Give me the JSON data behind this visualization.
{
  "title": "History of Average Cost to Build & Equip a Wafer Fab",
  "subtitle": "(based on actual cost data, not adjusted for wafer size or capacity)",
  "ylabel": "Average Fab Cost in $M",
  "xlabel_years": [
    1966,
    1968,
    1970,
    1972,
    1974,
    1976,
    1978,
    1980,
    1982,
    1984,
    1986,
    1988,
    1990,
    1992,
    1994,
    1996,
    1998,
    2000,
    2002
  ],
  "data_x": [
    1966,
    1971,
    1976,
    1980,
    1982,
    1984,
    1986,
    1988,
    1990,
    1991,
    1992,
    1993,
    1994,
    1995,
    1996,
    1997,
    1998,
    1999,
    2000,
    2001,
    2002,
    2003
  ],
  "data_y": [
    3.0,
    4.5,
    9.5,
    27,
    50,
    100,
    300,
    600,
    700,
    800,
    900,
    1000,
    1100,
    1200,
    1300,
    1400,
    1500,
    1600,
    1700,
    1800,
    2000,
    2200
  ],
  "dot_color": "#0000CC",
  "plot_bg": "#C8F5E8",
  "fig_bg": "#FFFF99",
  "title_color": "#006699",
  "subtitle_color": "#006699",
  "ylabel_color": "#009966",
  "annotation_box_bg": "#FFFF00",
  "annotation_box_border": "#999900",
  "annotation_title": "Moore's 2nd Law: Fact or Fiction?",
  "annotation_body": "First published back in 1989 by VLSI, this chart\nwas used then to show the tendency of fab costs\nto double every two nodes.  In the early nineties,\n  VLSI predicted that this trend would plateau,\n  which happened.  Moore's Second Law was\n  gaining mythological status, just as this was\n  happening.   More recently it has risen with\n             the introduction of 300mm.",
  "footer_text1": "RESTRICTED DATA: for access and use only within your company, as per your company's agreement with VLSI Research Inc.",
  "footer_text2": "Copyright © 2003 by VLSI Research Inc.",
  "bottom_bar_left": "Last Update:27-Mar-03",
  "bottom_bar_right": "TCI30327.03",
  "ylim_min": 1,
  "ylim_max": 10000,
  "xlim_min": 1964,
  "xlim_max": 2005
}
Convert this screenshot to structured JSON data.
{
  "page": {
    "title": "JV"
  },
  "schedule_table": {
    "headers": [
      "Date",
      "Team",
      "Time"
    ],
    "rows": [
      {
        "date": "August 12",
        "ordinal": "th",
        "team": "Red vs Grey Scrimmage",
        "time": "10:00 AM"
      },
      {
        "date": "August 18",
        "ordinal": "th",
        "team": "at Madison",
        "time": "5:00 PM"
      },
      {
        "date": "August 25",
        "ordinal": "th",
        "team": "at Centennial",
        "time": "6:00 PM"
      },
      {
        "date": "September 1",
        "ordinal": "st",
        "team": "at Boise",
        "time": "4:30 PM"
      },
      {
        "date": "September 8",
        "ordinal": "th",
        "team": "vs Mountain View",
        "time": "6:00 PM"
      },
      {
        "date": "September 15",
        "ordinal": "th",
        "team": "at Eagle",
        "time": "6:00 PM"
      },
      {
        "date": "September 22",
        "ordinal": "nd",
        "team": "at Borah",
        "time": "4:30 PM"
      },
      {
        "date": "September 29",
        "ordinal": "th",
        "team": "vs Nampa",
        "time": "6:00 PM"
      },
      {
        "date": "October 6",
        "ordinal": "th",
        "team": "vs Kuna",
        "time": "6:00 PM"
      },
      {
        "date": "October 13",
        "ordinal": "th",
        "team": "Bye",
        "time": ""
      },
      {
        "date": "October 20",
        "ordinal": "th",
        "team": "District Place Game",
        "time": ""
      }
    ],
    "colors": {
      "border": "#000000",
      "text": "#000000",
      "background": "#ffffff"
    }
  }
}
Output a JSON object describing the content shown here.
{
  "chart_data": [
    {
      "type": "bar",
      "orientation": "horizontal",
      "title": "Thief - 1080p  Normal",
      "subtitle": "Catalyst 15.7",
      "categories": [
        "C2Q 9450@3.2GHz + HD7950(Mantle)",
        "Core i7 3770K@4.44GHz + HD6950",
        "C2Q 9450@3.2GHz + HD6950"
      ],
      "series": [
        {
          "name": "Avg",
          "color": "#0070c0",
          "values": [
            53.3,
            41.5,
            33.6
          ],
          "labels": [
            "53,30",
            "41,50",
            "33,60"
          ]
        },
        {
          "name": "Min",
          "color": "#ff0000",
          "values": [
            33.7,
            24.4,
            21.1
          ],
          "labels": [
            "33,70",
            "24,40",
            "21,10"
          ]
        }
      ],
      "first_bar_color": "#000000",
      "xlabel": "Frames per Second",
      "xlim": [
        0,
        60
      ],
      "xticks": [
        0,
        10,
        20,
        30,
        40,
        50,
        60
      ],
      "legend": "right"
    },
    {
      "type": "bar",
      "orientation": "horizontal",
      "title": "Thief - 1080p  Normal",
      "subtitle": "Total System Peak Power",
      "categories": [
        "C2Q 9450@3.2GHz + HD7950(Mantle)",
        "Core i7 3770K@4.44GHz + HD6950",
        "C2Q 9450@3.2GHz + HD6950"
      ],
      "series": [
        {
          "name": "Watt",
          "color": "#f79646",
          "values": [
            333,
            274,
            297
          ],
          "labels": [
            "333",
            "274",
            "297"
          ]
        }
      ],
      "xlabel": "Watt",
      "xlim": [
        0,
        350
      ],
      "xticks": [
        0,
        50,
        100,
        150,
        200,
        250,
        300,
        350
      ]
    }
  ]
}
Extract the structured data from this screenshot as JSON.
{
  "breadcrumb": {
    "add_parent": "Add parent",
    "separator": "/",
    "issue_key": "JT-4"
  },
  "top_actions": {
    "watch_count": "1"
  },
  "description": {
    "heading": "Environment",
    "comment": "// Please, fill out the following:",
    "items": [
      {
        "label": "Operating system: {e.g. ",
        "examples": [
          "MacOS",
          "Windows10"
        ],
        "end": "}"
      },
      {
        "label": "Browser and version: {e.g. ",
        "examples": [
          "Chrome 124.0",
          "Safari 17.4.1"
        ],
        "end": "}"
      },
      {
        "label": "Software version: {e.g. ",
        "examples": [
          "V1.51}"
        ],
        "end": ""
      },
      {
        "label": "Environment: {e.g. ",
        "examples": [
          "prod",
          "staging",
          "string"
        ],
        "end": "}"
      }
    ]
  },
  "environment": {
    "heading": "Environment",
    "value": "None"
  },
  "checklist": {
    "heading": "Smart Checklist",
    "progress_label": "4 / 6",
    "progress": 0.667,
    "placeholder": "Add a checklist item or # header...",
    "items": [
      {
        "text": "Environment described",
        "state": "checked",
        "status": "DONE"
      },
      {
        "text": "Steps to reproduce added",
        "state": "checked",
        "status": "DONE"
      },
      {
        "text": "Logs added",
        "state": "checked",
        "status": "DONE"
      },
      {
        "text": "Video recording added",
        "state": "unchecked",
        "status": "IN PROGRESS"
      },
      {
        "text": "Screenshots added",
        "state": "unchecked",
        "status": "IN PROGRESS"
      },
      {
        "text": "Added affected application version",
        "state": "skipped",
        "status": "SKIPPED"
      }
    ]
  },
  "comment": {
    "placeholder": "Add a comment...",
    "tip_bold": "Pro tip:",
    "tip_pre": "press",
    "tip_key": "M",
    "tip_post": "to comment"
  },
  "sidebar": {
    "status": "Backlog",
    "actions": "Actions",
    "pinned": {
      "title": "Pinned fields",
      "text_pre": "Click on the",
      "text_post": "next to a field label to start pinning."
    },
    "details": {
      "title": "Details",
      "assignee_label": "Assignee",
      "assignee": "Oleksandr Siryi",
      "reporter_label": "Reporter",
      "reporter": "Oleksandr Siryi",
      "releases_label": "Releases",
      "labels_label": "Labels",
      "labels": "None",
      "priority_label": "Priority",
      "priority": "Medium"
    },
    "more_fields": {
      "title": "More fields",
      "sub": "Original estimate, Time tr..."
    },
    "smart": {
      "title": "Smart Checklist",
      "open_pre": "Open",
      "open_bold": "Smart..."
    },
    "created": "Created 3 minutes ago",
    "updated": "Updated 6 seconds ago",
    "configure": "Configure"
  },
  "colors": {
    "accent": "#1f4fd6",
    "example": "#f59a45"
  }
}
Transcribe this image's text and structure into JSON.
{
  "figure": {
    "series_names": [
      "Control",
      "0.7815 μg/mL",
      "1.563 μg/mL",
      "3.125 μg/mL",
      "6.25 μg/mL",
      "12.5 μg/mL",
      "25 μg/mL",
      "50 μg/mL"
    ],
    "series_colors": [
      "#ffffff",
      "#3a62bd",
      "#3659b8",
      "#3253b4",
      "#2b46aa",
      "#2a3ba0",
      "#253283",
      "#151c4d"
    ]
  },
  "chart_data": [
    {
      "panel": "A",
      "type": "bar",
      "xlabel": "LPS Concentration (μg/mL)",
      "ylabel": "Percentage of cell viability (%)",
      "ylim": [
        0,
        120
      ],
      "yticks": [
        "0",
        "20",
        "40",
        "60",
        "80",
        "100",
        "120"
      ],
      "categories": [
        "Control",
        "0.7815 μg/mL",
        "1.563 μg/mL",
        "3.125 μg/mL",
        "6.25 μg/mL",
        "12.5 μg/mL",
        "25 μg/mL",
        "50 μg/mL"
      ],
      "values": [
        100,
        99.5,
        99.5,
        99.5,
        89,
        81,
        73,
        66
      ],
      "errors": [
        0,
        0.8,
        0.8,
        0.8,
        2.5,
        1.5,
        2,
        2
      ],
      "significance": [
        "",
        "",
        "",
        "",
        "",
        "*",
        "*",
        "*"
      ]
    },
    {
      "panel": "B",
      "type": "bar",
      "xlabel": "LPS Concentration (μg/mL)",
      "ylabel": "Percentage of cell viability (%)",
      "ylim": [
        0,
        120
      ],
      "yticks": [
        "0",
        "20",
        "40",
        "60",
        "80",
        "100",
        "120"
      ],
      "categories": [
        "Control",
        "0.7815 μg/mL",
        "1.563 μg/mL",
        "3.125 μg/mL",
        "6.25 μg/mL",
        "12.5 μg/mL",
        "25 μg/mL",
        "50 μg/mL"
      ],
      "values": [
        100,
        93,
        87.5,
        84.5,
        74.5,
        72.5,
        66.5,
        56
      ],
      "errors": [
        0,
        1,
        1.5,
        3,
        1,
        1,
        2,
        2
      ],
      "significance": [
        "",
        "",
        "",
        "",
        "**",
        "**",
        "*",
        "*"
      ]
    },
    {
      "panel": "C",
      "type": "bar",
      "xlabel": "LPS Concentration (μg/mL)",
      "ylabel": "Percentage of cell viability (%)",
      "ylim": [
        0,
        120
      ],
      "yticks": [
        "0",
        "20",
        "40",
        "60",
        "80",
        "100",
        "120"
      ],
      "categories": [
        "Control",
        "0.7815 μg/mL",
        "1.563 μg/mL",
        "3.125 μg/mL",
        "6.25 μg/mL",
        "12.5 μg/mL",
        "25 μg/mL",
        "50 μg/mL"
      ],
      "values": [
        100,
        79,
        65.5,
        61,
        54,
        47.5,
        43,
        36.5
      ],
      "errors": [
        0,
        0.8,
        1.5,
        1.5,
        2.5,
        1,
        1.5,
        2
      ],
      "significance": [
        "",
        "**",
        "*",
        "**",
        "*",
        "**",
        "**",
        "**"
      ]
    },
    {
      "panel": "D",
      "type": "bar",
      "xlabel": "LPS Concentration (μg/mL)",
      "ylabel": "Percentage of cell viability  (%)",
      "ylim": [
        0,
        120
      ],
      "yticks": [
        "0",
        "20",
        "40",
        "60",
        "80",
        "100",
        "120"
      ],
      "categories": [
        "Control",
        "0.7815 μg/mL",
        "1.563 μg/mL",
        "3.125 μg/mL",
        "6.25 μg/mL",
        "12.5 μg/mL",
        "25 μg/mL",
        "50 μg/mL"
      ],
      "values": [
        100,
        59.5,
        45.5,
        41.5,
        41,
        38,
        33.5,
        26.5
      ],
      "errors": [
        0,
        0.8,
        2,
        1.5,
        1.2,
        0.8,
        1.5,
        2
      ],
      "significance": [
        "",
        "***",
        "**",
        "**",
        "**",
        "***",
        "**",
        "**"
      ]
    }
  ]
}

○ ○ ○ ○ ○ ○ ○

Task
Pick out every line holding the string "Siryi" and return it.

Task output
      "assignee": "Oleksandr Siryi",
      "reporter": "Oleksandr Siryi",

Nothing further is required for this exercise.